**Instruction:** Find each line containing the string "most". Copy it.

**Records provided:**
■ ■ ■
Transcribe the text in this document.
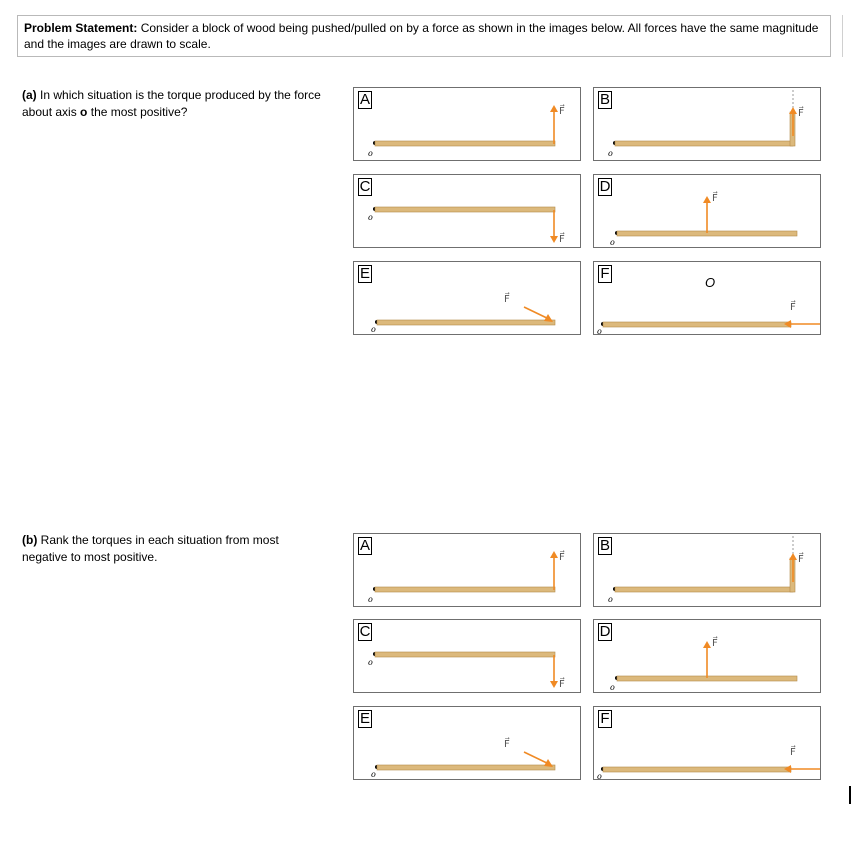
Problem Statement: Consider a block of wood being pushed/pulled on by a force as shown in the images below. All forces have the same magnitude and the images are drawn to scale.
(a) In which situation is the torque produced by the force about axis o the most positive?
(b) Rank the torques in each situation from most negative to most positive.
A
o
F⃗
B
o
F⃗
C
o
F⃗
D
o
F⃗
E
o
F⃗
F
o
F⃗
O
A
o
F⃗
B
o
F⃗
C
o
F⃗
D
o
F⃗
E
o
F⃗
F
o
F⃗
■ ■ ■
**Task response:**
(a) In which situation is the torque produced by the force about axis o the most positive?
(b) Rank the torques in each situation from most negative to most positive.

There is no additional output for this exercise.